◆ Available data
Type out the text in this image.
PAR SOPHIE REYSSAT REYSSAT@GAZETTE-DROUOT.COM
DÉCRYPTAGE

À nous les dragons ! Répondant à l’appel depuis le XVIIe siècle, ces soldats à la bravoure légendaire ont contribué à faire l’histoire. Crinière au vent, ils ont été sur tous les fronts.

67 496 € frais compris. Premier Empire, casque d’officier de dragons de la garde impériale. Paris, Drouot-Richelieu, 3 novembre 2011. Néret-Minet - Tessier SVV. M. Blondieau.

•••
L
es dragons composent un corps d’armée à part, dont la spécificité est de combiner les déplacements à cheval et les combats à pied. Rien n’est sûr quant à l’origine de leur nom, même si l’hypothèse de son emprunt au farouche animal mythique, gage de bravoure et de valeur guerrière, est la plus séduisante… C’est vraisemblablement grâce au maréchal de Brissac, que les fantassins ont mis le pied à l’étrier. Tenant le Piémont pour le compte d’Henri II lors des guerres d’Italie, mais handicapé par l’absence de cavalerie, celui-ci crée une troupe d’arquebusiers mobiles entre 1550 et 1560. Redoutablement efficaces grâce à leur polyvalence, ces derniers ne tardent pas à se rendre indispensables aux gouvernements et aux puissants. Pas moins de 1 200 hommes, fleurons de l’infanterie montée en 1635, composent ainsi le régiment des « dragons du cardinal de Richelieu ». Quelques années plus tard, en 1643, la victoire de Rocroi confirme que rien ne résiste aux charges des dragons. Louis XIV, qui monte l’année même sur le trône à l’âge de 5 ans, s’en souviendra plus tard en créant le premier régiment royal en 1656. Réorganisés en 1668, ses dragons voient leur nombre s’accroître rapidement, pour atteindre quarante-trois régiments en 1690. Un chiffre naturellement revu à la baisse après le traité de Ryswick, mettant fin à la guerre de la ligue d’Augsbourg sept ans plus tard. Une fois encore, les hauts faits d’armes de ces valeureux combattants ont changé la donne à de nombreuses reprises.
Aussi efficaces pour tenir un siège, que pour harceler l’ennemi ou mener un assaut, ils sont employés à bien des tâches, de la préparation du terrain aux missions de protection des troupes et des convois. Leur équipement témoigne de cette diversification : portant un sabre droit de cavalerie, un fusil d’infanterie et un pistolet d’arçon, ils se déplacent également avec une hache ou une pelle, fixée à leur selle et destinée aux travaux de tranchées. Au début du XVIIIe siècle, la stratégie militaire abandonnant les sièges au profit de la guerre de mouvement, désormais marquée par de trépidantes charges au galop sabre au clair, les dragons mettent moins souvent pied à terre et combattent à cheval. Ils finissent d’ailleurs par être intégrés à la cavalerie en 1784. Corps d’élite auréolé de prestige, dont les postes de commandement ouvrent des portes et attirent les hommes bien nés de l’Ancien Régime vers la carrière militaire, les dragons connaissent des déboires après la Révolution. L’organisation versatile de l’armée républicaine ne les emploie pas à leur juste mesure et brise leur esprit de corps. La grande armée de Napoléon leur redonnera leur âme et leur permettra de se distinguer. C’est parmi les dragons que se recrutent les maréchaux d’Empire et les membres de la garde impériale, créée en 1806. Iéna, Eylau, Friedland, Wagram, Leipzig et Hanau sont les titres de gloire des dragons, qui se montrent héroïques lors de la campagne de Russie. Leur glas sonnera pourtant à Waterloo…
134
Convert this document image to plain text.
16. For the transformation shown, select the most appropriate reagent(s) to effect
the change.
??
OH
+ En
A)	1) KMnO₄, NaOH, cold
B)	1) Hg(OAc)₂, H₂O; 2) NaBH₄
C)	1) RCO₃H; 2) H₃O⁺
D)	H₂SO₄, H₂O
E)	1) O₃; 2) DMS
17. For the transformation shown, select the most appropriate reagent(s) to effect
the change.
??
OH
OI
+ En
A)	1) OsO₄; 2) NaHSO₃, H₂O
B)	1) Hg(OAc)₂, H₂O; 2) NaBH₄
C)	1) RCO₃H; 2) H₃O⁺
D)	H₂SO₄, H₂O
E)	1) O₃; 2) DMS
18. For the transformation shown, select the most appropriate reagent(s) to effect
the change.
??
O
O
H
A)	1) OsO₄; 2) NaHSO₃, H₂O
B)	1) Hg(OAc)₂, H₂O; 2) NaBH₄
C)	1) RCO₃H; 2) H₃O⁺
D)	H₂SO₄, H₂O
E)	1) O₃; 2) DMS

◆ Task goal
Copy out the whole listing exactly as written.

◆ Finished exercise
Type out the text in this image.
PAR SOPHIE REYSSAT REYSSAT@GAZETTE-DROUOT.COM
DÉCRYPTAGE

À nous les dragons ! Répondant à l’appel depuis le XVIIe siècle, ces soldats à la bravoure légendaire ont contribué à faire l’histoire. Crinière au vent, ils ont été sur tous les fronts.

67 496 € frais compris. Premier Empire, casque d’officier de dragons de la garde impériale. Paris, Drouot-Richelieu, 3 novembre 2011. Néret-Minet - Tessier SVV. M. Blondieau.

•••
L
es dragons composent un corps d’armée à part, dont la spécificité est de combiner les déplacements à cheval et les combats à pied. Rien n’est sûr quant à l’origine de leur nom, même si l’hypothèse de son emprunt au farouche animal mythique, gage de bravoure et de valeur guerrière, est la plus séduisante… C’est vraisemblablement grâce au maréchal de Brissac, que les fantassins ont mis le pied à l’étrier. Tenant le Piémont pour le compte d’Henri II lors des guerres d’Italie, mais handicapé par l’absence de cavalerie, celui-ci crée une troupe d’arquebusiers mobiles entre 1550 et 1560. Redoutablement efficaces grâce à leur polyvalence, ces derniers ne tardent pas à se rendre indispensables aux gouvernements et aux puissants. Pas moins de 1 200 hommes, fleurons de l’infanterie montée en 1635, composent ainsi le régiment des « dragons du cardinal de Richelieu ». Quelques années plus tard, en 1643, la victoire de Rocroi confirme que rien ne résiste aux charges des dragons. Louis XIV, qui monte l’année même sur le trône à l’âge de 5 ans, s’en souviendra plus tard en créant le premier régiment royal en 1656. Réorganisés en 1668, ses dragons voient leur nombre s’accroître rapidement, pour atteindre quarante-trois régiments en 1690. Un chiffre naturellement revu à la baisse après le traité de Ryswick, mettant fin à la guerre de la ligue d’Augsbourg sept ans plus tard. Une fois encore, les hauts faits d’armes de ces valeureux combattants ont changé la donne à de nombreuses reprises.
Aussi efficaces pour tenir un siège, que pour harceler l’ennemi ou mener un assaut, ils sont employés à bien des tâches, de la préparation du terrain aux missions de protection des troupes et des convois. Leur équipement témoigne de cette diversification : portant un sabre droit de cavalerie, un fusil d’infanterie et un pistolet d’arçon, ils se déplacent également avec une hache ou une pelle, fixée à leur selle et destinée aux travaux de tranchées. Au début du XVIIIe siècle, la stratégie militaire abandonnant les sièges au profit de la guerre de mouvement, désormais marquée par de trépidantes charges au galop sabre au clair, les dragons mettent moins souvent pied à terre et combattent à cheval. Ils finissent d’ailleurs par être intégrés à la cavalerie en 1784. Corps d’élite auréolé de prestige, dont les postes de commandement ouvrent des portes et attirent les hommes bien nés de l’Ancien Régime vers la carrière militaire, les dragons connaissent des déboires après la Révolution. L’organisation versatile de l’armée républicaine ne les emploie pas à leur juste mesure et brise leur esprit de corps. La grande armée de Napoléon leur redonnera leur âme et leur permettra de se distinguer. C’est parmi les dragons que se recrutent les maréchaux d’Empire et les membres de la garde impériale, créée en 1806. Iéna, Eylau, Friedland, Wagram, Leipzig et Hanau sont les titres de gloire des dragons, qui se montrent héroïques lors de la campagne de Russie. Leur glas sonnera pourtant à Waterloo…
134
Convert this document image to plain text.
16. For the transformation shown, select the most appropriate reagent(s) to effect
the change.
??
OH
+ En
A)	1) KMnO₄, NaOH, cold
B)	1) Hg(OAc)₂, H₂O; 2) NaBH₄
C)	1) RCO₃H; 2) H₃O⁺
D)	H₂SO₄, H₂O
E)	1) O₃; 2) DMS
17. For the transformation shown, select the most appropriate reagent(s) to effect
the change.
??
OH
OI
+ En
A)	1) OsO₄; 2) NaHSO₃, H₂O
B)	1) Hg(OAc)₂, H₂O; 2) NaBH₄
C)	1) RCO₃H; 2) H₃O⁺
D)	H₂SO₄, H₂O
E)	1) O₃; 2) DMS
18. For the transformation shown, select the most appropriate reagent(s) to effect
the change.
??
O
O
H
A)	1) OsO₄; 2) NaHSO₃, H₂O
B)	1) Hg(OAc)₂, H₂O; 2) NaBH₄
C)	1) RCO₃H; 2) H₃O⁺
D)	H₂SO₄, H₂O
E)	1) O₃; 2) DMS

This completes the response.